» **WHAT TO PRODUCE**
Gather the lines from the material that contain "Πολιτικής".

» **MATERIAL TO PROCESS**
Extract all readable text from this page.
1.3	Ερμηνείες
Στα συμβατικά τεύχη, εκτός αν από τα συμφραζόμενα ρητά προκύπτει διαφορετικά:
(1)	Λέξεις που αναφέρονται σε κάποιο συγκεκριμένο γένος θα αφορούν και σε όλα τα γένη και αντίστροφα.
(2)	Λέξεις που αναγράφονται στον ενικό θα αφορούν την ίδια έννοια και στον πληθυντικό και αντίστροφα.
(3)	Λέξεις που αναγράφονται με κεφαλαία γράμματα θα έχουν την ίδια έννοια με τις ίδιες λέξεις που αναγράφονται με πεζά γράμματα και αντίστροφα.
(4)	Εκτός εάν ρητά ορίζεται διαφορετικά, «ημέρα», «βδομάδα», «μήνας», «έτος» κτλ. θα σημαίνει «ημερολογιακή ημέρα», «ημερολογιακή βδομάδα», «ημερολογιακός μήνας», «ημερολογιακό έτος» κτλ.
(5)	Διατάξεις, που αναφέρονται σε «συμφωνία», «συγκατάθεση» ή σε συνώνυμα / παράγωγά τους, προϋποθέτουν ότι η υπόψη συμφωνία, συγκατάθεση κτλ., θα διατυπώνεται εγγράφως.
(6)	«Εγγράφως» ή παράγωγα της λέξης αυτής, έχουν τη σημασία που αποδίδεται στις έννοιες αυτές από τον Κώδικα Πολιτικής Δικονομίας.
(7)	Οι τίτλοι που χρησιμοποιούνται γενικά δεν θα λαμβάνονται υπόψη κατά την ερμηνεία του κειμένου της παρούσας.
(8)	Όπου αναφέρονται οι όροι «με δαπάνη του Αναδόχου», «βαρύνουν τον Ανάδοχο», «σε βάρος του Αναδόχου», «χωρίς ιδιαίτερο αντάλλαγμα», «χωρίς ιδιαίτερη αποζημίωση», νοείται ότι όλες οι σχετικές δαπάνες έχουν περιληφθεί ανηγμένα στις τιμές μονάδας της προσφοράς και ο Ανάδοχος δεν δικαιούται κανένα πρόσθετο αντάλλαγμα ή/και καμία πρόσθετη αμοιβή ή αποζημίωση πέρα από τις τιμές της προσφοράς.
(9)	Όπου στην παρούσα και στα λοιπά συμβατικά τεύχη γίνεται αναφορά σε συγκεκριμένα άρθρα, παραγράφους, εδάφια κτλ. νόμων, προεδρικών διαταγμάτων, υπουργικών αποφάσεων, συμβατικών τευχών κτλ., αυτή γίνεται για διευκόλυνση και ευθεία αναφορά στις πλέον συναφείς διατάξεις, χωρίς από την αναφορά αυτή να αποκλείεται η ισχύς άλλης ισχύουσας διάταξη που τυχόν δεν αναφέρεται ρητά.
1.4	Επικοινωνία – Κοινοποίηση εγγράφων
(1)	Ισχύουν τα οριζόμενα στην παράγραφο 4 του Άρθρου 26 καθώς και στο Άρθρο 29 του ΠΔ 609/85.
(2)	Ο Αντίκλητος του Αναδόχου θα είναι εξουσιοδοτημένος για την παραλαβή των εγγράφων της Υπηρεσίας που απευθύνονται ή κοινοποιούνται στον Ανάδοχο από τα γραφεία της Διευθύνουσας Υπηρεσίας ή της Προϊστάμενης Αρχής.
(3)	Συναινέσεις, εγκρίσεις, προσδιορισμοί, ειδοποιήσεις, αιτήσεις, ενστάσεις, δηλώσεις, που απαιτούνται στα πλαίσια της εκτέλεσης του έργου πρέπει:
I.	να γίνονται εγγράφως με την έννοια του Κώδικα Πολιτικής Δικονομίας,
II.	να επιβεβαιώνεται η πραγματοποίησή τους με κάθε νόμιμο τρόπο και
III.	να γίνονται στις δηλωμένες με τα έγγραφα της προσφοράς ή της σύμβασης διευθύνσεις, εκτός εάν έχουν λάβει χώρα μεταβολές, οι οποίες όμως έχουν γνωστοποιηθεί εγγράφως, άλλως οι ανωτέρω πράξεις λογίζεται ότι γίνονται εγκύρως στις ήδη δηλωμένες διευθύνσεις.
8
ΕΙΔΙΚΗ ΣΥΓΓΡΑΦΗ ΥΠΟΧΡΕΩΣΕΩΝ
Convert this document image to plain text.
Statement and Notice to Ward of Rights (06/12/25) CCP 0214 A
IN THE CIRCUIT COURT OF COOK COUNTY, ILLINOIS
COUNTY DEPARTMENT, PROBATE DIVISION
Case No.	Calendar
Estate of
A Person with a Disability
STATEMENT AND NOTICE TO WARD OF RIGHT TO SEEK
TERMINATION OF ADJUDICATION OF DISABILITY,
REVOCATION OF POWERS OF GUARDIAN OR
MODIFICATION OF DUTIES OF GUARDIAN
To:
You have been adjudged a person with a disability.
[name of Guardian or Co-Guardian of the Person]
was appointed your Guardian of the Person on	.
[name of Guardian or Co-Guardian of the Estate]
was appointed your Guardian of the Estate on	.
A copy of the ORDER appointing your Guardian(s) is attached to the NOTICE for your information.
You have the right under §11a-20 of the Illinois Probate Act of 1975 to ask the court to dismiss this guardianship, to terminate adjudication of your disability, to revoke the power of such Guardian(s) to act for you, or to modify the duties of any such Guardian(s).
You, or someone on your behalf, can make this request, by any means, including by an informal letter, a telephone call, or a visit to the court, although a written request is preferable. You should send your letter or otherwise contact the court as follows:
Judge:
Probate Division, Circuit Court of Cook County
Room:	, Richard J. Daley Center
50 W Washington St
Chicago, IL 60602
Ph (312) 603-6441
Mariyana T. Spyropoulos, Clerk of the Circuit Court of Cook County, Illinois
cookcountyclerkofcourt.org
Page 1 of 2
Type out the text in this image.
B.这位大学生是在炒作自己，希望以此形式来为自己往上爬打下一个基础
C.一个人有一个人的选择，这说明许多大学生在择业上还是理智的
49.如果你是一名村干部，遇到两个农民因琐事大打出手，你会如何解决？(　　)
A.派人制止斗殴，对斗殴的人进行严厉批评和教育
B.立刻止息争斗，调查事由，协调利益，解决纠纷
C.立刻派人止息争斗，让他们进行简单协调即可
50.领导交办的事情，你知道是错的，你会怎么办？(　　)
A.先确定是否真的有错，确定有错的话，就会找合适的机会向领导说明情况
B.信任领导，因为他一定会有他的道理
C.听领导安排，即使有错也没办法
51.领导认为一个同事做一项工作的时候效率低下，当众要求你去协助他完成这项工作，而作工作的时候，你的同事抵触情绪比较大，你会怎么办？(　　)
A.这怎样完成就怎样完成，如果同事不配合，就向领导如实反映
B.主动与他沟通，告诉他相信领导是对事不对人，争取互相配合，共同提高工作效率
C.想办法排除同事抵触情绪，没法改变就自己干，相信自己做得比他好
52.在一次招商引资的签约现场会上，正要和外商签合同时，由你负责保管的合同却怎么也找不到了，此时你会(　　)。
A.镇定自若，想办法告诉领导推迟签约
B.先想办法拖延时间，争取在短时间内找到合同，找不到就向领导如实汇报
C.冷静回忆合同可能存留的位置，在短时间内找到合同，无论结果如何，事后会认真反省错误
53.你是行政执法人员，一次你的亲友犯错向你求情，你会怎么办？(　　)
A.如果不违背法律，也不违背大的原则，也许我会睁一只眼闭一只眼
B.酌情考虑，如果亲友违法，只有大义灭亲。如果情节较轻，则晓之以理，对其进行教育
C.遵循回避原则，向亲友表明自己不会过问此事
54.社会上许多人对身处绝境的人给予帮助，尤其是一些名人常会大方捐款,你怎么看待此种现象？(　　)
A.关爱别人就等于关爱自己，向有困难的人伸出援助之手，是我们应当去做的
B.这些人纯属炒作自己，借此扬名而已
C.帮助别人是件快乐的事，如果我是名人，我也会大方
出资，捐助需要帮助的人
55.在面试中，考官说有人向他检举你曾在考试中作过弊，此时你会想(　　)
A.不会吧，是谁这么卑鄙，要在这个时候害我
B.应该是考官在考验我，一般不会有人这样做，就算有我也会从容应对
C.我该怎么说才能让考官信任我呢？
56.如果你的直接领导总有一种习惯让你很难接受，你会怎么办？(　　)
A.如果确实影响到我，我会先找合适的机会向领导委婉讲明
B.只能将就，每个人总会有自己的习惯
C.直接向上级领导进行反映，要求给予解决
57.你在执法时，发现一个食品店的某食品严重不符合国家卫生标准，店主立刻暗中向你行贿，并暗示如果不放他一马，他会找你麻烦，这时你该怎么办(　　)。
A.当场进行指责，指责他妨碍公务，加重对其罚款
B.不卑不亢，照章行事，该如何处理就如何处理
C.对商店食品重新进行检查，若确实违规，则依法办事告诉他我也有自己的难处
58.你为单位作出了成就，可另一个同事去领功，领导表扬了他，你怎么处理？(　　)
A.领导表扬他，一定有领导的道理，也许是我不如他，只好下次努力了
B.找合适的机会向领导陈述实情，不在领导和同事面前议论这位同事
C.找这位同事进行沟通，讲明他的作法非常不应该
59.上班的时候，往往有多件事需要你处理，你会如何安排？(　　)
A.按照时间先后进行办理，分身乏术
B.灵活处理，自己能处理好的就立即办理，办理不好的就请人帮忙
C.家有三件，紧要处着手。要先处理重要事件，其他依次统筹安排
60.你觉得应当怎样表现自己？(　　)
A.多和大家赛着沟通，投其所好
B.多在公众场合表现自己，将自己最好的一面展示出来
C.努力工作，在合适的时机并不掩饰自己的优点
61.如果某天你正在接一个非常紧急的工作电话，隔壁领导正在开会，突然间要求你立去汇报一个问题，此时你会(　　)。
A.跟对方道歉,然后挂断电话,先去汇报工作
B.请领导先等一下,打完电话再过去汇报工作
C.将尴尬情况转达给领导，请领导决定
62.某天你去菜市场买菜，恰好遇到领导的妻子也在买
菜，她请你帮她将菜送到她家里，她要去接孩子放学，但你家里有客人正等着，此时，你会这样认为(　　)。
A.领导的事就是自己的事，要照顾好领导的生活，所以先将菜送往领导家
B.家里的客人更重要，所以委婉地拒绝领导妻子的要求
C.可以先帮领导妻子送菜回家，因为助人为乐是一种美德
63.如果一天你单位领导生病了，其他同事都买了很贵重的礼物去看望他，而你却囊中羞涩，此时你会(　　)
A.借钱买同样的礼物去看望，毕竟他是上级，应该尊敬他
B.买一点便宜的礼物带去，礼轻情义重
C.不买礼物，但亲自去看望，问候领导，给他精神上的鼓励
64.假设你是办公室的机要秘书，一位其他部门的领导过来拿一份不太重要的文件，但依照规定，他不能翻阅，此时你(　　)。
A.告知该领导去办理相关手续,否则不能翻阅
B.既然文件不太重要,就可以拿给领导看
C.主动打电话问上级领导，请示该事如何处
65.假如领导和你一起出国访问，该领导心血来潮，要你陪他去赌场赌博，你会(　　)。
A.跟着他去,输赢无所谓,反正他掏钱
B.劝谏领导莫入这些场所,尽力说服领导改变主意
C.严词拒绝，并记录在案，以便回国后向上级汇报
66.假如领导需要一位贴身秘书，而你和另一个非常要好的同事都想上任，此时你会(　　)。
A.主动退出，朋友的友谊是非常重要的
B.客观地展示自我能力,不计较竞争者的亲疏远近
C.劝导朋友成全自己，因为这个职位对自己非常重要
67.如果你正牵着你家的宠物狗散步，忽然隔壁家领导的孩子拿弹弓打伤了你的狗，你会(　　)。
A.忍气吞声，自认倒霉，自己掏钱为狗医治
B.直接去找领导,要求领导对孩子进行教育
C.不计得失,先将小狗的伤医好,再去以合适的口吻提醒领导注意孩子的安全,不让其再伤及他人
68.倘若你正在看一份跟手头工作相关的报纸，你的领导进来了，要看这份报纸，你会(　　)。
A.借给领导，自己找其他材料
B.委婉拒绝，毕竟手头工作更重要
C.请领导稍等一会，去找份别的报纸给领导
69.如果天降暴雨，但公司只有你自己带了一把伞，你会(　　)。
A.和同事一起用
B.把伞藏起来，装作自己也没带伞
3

» **THE OUTPUT**
(6)	«Εγγράφως» ή παράγωγα της λέξης αυτής, έχουν τη σημασία που αποδίδεται στις έννοιες αυτές από τον Κώδικα Πολιτικής Δικονομίας.
I.	να γίνονται εγγράφως με την έννοια του Κώδικα Πολιτικής Δικονομίας,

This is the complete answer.